-------- PAGE TEXT --------

Six Degrees of Kevin Bacon

One of my Portland friends told me that she’s moving to the Midwest. It feels good that I can have “my city” back, because I doubt that I ever would have gone back to Portland if there was even a whisper of a possibility of running into her. It’s not that goodwill doesn’t exist from my direction, it’s that I would much rather love her from waaaaaaaaaaaay over here. I am much more happy with the thought of having good memories than creating bad ones.

I think about what she means to me now and the balance looks different. The more people hear my story, the more convinced I am that I am not crazy and something really did happen between us. Whether that meant she wanted to lord control over me or whether it was really love is moot. Either way, I have been and will be affected for the rest of my life. She can deny me the truth for the rest of her life, but I will not let that affect mine. This is because I can hold it in my mind that I could be absolutely wrong about everything, but she has never once offered any explanation for anything and tight-lipped silence says more to me than anything. It’s not that silence equals guilt. It’s that not telling me anything has been worse than telling me everything (I hope). I am prepared for the possibility that the reason I don’t know the real truth has two possibilities: 1) Neither does she 2) she thinks it would be too malicious for me to bear.

I waffle between those two ideas often, because the former is much less threatening. The more I read about the psychological tactics that were used to get me to stay in the relationship, though, the less I feel secure. I wander through years and years of memories every day trying to come to some approximation of peace, and sometimes I find it. But the tendency to ruminate is so entrenched that peace is temporary.

--------

ASSIGNMENT 1: Rewrite the paragraph of the page text about the Portland friend that begins "I waffle between those two ideas" more briefly, keeping its main points.
ASSIGNMENT 2: Transcribe the page text about the Portland friend word for word, everything from "One of my Portland" down to "creating bad ones.".
ASSIGNMENT 3: Pick up the page text about the Portland friend after its final sentence and continue it.

-------- SOURCE MATERIAL --------

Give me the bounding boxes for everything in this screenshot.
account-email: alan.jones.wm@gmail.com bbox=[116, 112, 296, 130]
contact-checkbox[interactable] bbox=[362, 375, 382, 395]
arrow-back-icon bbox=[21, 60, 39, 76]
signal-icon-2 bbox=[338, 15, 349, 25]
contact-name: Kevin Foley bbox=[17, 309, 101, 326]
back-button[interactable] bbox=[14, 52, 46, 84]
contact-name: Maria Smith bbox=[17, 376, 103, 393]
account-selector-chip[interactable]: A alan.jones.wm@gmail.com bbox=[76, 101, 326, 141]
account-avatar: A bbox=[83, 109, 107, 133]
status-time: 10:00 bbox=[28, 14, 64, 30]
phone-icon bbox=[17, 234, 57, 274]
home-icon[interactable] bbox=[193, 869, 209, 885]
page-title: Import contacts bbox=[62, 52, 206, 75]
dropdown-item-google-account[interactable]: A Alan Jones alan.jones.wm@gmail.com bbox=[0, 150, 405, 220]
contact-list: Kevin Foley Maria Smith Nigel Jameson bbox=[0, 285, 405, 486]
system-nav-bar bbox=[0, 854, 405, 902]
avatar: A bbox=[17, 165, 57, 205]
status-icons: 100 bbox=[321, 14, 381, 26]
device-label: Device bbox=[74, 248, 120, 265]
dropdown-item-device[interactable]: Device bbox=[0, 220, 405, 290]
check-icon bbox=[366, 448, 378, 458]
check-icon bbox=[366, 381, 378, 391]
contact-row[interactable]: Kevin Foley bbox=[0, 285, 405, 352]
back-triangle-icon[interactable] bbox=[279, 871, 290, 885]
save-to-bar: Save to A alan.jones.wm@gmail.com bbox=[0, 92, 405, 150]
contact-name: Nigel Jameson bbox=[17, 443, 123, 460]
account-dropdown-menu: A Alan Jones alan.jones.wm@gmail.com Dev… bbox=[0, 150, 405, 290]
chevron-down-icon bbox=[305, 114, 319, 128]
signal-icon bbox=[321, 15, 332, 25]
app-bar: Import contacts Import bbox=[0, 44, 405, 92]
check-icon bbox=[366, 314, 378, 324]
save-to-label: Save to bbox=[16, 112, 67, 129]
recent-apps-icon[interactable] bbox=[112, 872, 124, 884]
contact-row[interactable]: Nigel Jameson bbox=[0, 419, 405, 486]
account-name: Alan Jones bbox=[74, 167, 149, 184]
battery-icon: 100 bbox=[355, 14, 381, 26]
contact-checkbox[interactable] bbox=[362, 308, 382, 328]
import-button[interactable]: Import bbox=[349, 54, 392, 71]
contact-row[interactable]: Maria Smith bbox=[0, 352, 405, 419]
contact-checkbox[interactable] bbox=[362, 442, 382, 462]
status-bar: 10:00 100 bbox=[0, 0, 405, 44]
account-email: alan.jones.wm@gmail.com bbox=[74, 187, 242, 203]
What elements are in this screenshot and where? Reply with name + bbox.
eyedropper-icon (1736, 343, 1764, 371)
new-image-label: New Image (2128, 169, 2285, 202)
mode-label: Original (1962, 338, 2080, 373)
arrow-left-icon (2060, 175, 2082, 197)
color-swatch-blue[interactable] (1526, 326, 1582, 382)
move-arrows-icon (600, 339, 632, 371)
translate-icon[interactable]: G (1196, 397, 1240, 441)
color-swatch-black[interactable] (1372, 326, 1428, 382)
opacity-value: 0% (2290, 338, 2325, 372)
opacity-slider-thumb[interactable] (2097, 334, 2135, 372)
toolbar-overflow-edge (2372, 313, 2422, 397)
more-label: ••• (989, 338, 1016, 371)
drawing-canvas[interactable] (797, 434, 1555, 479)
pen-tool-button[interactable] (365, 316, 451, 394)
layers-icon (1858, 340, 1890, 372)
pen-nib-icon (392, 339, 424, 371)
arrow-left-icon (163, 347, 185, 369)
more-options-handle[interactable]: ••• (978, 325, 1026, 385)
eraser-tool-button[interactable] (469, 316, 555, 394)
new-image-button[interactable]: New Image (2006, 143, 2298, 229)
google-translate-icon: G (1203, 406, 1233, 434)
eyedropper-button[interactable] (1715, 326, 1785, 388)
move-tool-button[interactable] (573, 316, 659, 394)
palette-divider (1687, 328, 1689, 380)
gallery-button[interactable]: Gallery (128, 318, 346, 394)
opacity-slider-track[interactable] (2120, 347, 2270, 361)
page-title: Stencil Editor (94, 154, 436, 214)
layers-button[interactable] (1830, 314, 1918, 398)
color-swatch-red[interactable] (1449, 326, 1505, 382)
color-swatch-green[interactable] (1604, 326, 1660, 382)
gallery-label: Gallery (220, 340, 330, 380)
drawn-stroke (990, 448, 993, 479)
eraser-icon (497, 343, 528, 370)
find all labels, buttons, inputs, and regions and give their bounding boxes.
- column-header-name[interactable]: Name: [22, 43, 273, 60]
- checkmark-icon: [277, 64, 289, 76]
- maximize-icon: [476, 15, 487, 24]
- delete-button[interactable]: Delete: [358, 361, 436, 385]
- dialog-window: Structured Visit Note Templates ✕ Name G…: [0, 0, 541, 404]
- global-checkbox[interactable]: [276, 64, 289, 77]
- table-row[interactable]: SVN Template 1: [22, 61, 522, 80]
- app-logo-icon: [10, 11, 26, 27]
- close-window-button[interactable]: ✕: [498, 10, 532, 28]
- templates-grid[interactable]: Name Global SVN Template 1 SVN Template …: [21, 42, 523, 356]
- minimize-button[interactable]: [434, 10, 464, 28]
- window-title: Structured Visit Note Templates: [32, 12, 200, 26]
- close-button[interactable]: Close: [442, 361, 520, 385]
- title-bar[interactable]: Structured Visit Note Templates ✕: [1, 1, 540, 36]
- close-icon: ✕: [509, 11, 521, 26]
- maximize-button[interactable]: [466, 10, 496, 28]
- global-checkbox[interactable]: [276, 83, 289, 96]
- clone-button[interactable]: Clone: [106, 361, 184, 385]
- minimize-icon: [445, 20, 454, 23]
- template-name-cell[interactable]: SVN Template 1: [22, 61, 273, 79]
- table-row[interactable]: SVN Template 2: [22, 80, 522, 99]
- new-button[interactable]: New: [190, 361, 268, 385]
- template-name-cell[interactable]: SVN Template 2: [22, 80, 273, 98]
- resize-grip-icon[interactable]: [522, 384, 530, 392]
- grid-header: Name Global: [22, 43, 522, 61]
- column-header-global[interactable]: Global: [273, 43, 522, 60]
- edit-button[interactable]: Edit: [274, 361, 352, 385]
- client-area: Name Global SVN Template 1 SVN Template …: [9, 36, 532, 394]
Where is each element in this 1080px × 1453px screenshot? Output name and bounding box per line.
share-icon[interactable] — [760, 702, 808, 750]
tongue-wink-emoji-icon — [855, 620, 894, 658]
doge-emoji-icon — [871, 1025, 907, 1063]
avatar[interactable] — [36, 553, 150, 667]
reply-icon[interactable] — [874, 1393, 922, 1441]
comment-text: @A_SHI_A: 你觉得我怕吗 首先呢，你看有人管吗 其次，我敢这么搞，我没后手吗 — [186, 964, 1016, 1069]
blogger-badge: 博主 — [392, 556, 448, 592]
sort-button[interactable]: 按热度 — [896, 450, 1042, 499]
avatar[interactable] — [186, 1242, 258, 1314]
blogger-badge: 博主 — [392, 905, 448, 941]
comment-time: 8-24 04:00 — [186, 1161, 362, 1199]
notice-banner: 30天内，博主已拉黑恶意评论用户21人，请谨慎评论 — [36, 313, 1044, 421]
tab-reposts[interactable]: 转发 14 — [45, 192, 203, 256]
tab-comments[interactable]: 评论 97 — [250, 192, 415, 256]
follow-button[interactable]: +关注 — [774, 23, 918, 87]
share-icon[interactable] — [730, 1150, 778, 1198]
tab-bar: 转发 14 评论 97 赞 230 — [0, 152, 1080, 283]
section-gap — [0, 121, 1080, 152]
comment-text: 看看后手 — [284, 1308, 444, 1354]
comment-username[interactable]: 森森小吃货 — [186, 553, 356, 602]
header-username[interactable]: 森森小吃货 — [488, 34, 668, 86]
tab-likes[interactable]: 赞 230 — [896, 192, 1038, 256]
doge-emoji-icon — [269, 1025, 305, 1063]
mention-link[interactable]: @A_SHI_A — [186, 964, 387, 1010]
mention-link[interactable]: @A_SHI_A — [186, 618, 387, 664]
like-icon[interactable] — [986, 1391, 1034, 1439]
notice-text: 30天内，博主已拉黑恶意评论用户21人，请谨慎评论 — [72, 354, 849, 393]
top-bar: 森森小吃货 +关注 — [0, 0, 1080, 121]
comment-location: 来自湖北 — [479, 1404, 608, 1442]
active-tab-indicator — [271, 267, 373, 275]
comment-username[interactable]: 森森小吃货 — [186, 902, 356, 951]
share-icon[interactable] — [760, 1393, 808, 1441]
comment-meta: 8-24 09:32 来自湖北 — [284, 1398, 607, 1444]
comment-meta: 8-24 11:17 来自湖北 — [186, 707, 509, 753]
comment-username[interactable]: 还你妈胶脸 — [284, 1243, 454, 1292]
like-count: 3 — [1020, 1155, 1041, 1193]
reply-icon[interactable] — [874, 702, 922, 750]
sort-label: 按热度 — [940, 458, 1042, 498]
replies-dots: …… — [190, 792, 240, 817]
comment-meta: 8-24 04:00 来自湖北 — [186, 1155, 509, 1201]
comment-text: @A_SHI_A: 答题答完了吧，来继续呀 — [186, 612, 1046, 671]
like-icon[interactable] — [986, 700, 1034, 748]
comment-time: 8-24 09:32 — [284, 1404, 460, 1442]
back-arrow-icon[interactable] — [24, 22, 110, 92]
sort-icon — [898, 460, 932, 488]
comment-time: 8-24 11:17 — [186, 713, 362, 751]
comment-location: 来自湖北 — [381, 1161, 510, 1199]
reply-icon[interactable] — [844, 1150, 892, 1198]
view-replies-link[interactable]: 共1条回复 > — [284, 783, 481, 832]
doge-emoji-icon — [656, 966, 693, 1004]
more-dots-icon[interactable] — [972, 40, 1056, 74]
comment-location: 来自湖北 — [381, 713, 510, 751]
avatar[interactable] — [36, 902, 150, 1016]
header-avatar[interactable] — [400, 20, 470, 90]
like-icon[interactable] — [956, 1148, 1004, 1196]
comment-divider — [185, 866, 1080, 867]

--------

RESPONSE 1: The writer often wavers between the two ideas because the first one feels less threatening. Reading more about the psychological tactics used to keep the writer in the relationship makes the writer feel less secure. Going through years of memories every day sometimes brings peace, but a deeply entrenched habit of ruminating keeps that peace temporary.

RESPONSE 2:
One of my Portland friends told me that she’s moving to the Midwest. It feels good that I can have “my city” back, because I doubt that I ever would have gone back to Portland if there was even a whisper of a possibility of running into her. It’s not that goodwill doesn’t exist from my direction, it’s that I would much rather love her from waaaaaaaaaaaay over here. I am much more happy with the thought of having good memories than creating bad ones.

RESPONSE 3:
I am learning every day that this “breakup” is solely dependent on me releasing myself from ruminating about a problem that’s been turning in my head since September of 1990, but I am not going to be able to do it alone. On one hand, I view her as one of the most amazing people I’ve ever met in my life, and on the other, she is a dark force that has controlled my breathing, never letting it relax from fight or flight.

I’m sure by now she probably thinks it would have been easier to just pay more attention to me, but I don’t think that at all. If I hadn’t had to go through this pain at this time, it would have been put off and become even more explosive. It needed to happen, and even if I didn’t learn the Truth, I still had to learn my own. By now, we’d had entire psychological battles in front of two congregations in two states in two denominations in two different DECADES. How much further did I have to be entrenched to see what was going on?

But that was the point! Keep me entrenched and I won’t be able to see that I’m whole, happy, and healthy… because you need me to be lesser than. I feel so much more powerful now, as if I have come back into my body after a long dream. Parts of myself are coming together better than before they were torn, because scar tissue is so much stronger.